● WORK REQUIRED:
The answer must be every line of the records in which the string "Brazil" appears.
##############################
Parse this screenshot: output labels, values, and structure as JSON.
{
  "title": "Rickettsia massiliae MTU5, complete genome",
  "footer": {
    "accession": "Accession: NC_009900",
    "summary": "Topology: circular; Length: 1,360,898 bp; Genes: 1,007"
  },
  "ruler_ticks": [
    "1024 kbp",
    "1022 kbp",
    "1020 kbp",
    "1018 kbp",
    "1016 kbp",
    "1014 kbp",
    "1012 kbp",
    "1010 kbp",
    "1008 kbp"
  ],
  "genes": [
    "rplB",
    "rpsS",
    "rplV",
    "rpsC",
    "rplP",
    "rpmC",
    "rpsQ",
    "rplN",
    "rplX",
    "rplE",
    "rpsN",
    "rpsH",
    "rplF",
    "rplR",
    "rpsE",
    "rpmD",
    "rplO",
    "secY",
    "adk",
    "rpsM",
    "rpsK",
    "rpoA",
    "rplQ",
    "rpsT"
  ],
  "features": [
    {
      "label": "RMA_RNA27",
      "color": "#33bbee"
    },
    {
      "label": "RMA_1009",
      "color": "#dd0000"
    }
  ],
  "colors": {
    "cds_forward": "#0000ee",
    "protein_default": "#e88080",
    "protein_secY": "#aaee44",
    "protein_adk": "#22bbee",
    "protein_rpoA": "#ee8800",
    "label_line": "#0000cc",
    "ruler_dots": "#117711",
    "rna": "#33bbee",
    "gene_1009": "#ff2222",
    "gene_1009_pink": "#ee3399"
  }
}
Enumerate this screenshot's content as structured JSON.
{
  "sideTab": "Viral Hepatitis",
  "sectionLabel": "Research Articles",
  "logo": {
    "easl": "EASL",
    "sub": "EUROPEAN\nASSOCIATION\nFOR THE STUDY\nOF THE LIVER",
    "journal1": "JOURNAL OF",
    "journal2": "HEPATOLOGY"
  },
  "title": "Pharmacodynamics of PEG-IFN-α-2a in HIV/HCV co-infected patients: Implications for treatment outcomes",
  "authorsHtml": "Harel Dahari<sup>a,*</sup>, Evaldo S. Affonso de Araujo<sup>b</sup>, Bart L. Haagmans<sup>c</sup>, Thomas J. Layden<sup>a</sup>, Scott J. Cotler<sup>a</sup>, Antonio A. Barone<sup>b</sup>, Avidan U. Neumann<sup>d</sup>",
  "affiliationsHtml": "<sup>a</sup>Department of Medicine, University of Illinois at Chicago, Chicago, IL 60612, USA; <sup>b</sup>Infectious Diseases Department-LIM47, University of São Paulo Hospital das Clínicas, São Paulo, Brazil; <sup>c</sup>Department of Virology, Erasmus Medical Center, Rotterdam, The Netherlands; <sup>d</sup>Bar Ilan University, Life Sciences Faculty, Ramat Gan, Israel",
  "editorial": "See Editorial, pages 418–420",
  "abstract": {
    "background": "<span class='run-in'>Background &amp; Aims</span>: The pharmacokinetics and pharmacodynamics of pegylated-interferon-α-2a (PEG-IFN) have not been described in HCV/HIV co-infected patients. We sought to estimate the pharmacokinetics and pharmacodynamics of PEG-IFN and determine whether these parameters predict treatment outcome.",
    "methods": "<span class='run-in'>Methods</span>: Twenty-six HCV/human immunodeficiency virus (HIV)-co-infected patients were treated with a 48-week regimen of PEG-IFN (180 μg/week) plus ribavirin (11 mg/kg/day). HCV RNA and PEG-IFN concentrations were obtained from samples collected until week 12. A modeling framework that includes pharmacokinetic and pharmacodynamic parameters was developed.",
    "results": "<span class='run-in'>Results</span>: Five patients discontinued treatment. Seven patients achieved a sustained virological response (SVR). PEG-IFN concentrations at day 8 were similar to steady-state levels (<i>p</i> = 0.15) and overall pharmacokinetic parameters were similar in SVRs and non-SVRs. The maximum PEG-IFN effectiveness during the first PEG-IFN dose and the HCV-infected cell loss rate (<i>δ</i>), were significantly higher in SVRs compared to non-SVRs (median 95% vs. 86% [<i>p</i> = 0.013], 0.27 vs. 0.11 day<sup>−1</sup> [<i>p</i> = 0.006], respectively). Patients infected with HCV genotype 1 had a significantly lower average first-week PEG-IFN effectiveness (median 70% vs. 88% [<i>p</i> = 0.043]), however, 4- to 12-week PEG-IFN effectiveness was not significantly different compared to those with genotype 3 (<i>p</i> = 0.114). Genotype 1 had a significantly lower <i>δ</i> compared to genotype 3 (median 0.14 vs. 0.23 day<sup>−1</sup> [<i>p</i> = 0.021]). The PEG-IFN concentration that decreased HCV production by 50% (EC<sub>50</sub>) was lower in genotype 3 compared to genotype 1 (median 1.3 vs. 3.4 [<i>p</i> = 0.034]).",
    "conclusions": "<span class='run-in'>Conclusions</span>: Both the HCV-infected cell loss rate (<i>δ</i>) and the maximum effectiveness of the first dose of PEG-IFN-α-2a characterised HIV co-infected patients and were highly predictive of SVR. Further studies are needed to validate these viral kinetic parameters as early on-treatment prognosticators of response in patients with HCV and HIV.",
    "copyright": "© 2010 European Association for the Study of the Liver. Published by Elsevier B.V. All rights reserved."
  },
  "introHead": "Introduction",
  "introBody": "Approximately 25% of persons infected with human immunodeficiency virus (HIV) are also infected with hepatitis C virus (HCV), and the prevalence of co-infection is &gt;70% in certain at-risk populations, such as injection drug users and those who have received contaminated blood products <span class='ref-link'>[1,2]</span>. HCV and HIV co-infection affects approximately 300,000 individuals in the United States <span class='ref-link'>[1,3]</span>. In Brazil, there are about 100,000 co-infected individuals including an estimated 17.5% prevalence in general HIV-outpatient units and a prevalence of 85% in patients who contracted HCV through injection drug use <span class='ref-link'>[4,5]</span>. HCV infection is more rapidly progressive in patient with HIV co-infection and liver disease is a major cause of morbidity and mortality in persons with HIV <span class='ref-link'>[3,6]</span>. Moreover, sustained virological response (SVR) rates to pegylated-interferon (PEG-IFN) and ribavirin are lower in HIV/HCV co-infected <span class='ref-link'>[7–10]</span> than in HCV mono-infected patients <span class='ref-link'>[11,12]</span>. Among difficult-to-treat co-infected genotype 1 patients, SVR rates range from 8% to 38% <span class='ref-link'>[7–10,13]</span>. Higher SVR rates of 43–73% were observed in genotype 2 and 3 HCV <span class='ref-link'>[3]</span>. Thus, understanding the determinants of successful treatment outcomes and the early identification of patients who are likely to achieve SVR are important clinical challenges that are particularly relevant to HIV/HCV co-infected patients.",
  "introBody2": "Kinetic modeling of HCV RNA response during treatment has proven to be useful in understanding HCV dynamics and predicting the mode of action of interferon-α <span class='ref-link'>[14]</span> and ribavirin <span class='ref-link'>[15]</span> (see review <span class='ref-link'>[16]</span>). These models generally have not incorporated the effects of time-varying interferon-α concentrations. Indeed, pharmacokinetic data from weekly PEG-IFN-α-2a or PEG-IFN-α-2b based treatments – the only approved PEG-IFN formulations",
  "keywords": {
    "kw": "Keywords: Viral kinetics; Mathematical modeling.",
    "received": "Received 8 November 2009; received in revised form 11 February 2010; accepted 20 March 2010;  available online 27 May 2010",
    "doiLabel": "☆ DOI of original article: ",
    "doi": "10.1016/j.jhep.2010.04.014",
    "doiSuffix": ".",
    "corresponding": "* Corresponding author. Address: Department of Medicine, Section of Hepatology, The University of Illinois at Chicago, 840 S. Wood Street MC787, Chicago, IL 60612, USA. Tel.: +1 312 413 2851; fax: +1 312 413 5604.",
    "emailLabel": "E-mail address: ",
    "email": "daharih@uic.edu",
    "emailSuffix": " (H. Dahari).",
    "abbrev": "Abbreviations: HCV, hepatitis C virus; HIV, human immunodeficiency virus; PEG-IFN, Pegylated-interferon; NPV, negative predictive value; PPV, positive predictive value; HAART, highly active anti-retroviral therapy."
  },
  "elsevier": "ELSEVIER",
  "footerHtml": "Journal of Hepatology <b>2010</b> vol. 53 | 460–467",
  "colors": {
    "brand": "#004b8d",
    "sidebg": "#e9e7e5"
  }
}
##############################
● SOLUTION TO THE EXERCISE:
  "affiliationsHtml": "<sup>a</sup>Department of Medicine, University of Illinois at Chicago, Chicago, IL 60612, USA; <sup>b</sup>Infectious Diseases Department-LIM47, University of São Paulo Hospital das Clínicas, São Paulo, Brazil; <sup>c</sup>Department of Virology, Erasmus Medical Center, Rotterdam, The Netherlands; <sup>d</sup>Bar Ilan University, Life Sciences Faculty, Ramat Gan, Israel",
  "introBody": "Approximately 25% of persons infected with human immunodeficiency virus (HIV) are also infected with hepatitis C virus (HCV), and the prevalence of co-infection is &gt;70% in certain at-risk populations, such as injection drug users and those who have received contaminated blood products <span class='ref-link'>[1,2]</span>. HCV and HIV co-infection affects approximately 300,000 individuals in the United States <span class='ref-link'>[1,3]</span>. In Brazil, there are about 100,000 co-infected individuals including an estimated 17.5% prevalence in general HIV-outpatient units and a prevalence of 85% in patients who contracted HCV through injection drug use <span class='ref-link'>[4,5]</span>. HCV infection is more rapidly progressive in patient with HIV co-infection and liver disease is a major cause of morbidity and mortality in persons with HIV <span class='ref-link'>[3,6]</span>. Moreover, sustained virological response (SVR) rates to pegylated-interferon (PEG-IFN) and ribavirin are lower in HIV/HCV co-infected <span class='ref-link'>[7–10]</span> than in HCV mono-infected patients <span class='ref-link'>[11,12]</span>. Among difficult-to-treat co-infected genotype 1 patients, SVR rates range from 8% to 38% <span class='ref-link'>[7–10,13]</span>. Higher SVR rates of 43–73% were observed in genotype 2 and 3 HCV <span class='ref-link'>[3]</span>. Thus, understanding the determinants of successful treatment outcomes and the early identification of patients who are likely to achieve SVR are important clinical challenges that are particularly relevant to HIV/HCV co-infected patients.",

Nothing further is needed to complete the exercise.